• To do
Restate each line word for word. Leave out every picture.

• Information shown
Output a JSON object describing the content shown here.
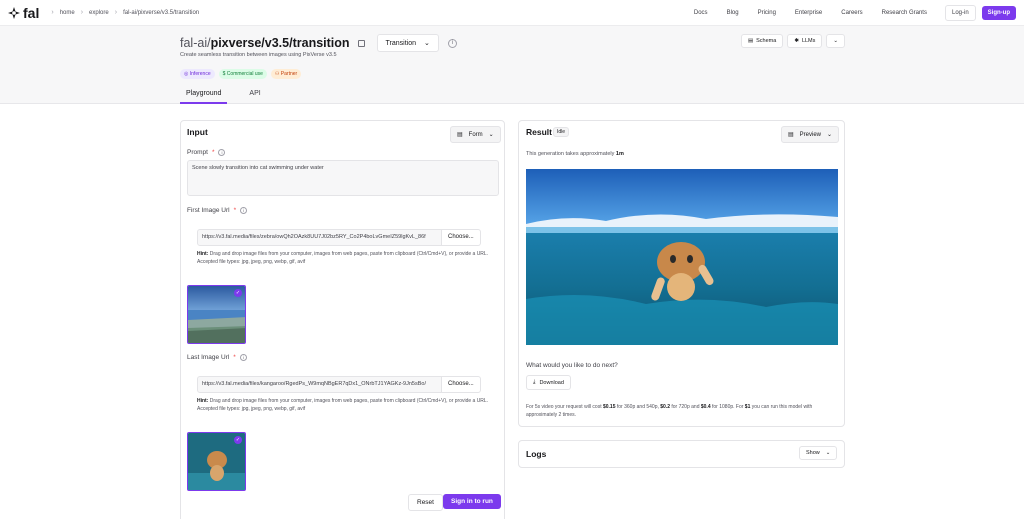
{
  "topbar": {
    "logo_text": "fal",
    "breadcrumbs": [
      "home",
      "explore",
      "fal-ai/pixverse/v3.5/transition"
    ],
    "nav": [
      "Docs",
      "Blog",
      "Pricing",
      "Enterprise",
      "Careers",
      "Research Grants"
    ],
    "login_label": "Log-in",
    "signup_label": "Sign-up"
  },
  "header": {
    "title_prefix": "fal-ai/",
    "title_main": "pixverse/v3.5/transition",
    "variant": "Transition",
    "subtitle": "Create seamless transition between images using PixVerse v3.5",
    "badges": [
      "Inference",
      "Commercial use",
      "Partner"
    ],
    "schema_label": "Schema",
    "llms_label": "LLMs",
    "tabs": [
      "Playground",
      "API"
    ]
  },
  "input": {
    "title": "Input",
    "form_label": "Form",
    "prompt_label": "Prompt",
    "prompt_value": "Scene slowly transition into cat swimming under water",
    "first_label": "First Image Url",
    "first_value": "https://v3.fal.media/files/zebra/owQh2OAzk8UU7J02bz5RY_Co2P4boLvGmeIZ59lgKvL_86f",
    "last_label": "Last Image Url",
    "last_value": "https://v3.fal.media/files/kangaroo/RgedPs_W9mqNBgER7qDx1_ONrbTJ1YAGKz-9Jn5sBo/",
    "choose_label": "Choose...",
    "hint_bold": "Hint:",
    "hint_text": "Drag and drop image files from your computer, images from web pages, paste from clipboard (Ctrl/Cmd+V), or provide a URL. Accepted file types: jpg, jpeg, png, webp, gif, avif",
    "reset_label": "Reset",
    "run_label": "Sign in to run"
  },
  "result": {
    "title": "Result",
    "status": "Idle",
    "preview_label": "Preview",
    "approx_prefix": "This generation takes approximately",
    "approx_value": "1m",
    "next_question": "What would you like to do next?",
    "download_label": "Download",
    "cost_p1": "For 5s video your request will cost",
    "cost_v1": "$0.15",
    "cost_p2": "for 360p and 540p,",
    "cost_v2": "$0.2",
    "cost_p3": "for 720p and",
    "cost_v3": "$0.4",
    "cost_p4": "for 1080p. For",
    "cost_v4": "$1",
    "cost_p5": "you can run this model with approximately 2 times."
  },
  "logs": {
    "title": "Logs",
    "show_label": "Show"
  },
  "colors": {
    "accent": "#7c3aed"
  }
}
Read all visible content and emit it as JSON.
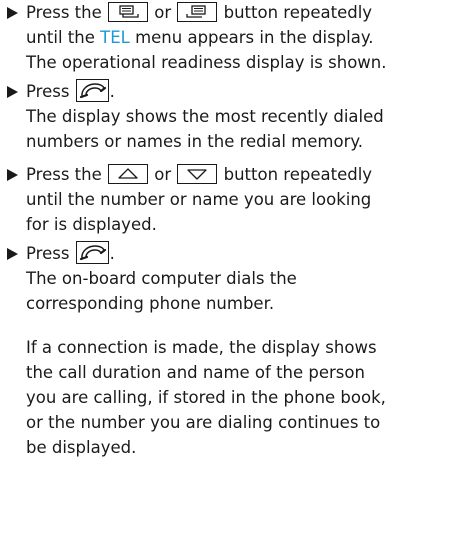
{
  "steps": [
    {
      "text_a": "Press the ",
      "text_or": " or ",
      "text_b": " button repeatedly",
      "line2_a": "until the ",
      "menu_name": "TEL",
      "line2_b": " menu appears in the display.",
      "line3": "The operational readiness display is shown."
    },
    {
      "text_a": "Press ",
      "text_b": ".",
      "line2": "The display shows the most recently dialed",
      "line3": "numbers or names in the redial memory."
    },
    {
      "text_a": "Press the ",
      "text_or": " or ",
      "text_b": " button repeatedly",
      "line2": "until the number or name you are looking",
      "line3": "for is displayed."
    },
    {
      "text_a": "Press ",
      "text_b": ".",
      "line2": "The on-board computer dials the",
      "line3": "corresponding phone number."
    }
  ],
  "paragraph": [
    "If a connection is made, the display shows",
    "the call duration and name of the person",
    "you are calling, if stored in the phone book,",
    "or the number you are dialing continues to",
    "be displayed."
  ],
  "icons": {
    "display_left": "display-left-icon",
    "display_right": "display-right-icon",
    "phone": "phone-handset-icon",
    "arrow_up": "arrow-up-icon",
    "arrow_down": "arrow-down-icon"
  },
  "colors": {
    "text": "#1a1a1a",
    "menu_highlight": "#1a9bd7"
  }
}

• Response
Output a JSON object describing the content shown here.
{
  "topbar": {
    "logo_text": "fal",
    "breadcrumbs": [
      "home",
      "explore",
      "fal-ai/pixverse/v3.5/transition"
    ],
    "nav": [
      "Docs",
      "Blog",
      "Pricing",
      "Enterprise",
      "Careers",
      "Research Grants"
    ],
    "login_label": "Log-in",
    "signup_label": "Sign-up"
  },
  "header": {
    "title_prefix": "fal-ai/",
    "title_main": "pixverse/v3.5/transition",
    "variant": "Transition",
    "subtitle": "Create seamless transition between images using PixVerse v3.5",
    "badges": [
      "Inference",
      "Commercial use",
      "Partner"
    ],
    "schema_label": "Schema",
    "llms_label": "LLMs",
    "tabs": [
      "Playground",
      "API"
    ]
  },
  "input": {
    "title": "Input",
    "form_label": "Form",
    "prompt_label": "Prompt",
    "prompt_value": "Scene slowly transition into cat swimming under water",
    "first_label": "First Image Url",
    "first_value": "https://v3.fal.media/files/zebra/owQh2OAzk8UU7J02bz5RY_Co2P4boLvGmeIZ59lgKvL_86f",
    "last_label": "Last Image Url",
    "last_value": "https://v3.fal.media/files/kangaroo/RgedPs_W9mqNBgER7qDx1_ONrbTJ1YAGKz-9Jn5sBo/",
    "choose_label": "Choose...",
    "hint_bold": "Hint:",
    "hint_text": "Drag and drop image files from your computer, images from web pages, paste from clipboard (Ctrl/Cmd+V), or provide a URL. Accepted file types: jpg, jpeg, png, webp, gif, avif",
    "reset_label": "Reset",
    "run_label": "Sign in to run"
  },
  "result": {
    "title": "Result",
    "status": "Idle",
    "preview_label": "Preview",
    "approx_prefix": "This generation takes approximately",
    "approx_value": "1m",
    "next_question": "What would you like to do next?",
    "download_label": "Download",
    "cost_p1": "For 5s video your request will cost",
    "cost_v1": "$0.15",
    "cost_p2": "for 360p and 540p,",
    "cost_v2": "$0.2",
    "cost_p3": "for 720p and",
    "cost_v3": "$0.4",
    "cost_p4": "for 1080p. For",
    "cost_v4": "$1",
    "cost_p5": "you can run this model with approximately 2 times."
  },
  "logs": {
    "title": "Logs",
    "show_label": "Show"
  },
  "colors": {
    "accent": "#7c3aed"
  }
}
Read all visible content and emit it as JSON.
{
  "steps": [
    {
      "text_a": "Press the ",
      "text_or": " or ",
      "text_b": " button repeatedly",
      "line2_a": "until the ",
      "menu_name": "TEL",
      "line2_b": " menu appears in the display.",
      "line3": "The operational readiness display is shown."
    },
    {
      "text_a": "Press ",
      "text_b": ".",
      "line2": "The display shows the most recently dialed",
      "line3": "numbers or names in the redial memory."
    },
    {
      "text_a": "Press the ",
      "text_or": " or ",
      "text_b": " button repeatedly",
      "line2": "until the number or name you are looking",
      "line3": "for is displayed."
    },
    {
      "text_a": "Press ",
      "text_b": ".",
      "line2": "The on-board computer dials the",
      "line3": "corresponding phone number."
    }
  ],
  "paragraph": [
    "If a connection is made, the display shows",
    "the call duration and name of the person",
    "you are calling, if stored in the phone book,",
    "or the number you are dialing continues to",
    "be displayed."
  ],
  "icons": {
    "display_left": "display-left-icon",
    "display_right": "display-right-icon",
    "phone": "phone-handset-icon",
    "arrow_up": "arrow-up-icon",
    "arrow_down": "arrow-down-icon"
  },
  "colors": {
    "text": "#1a1a1a",
    "menu_highlight": "#1a9bd7"
  }
}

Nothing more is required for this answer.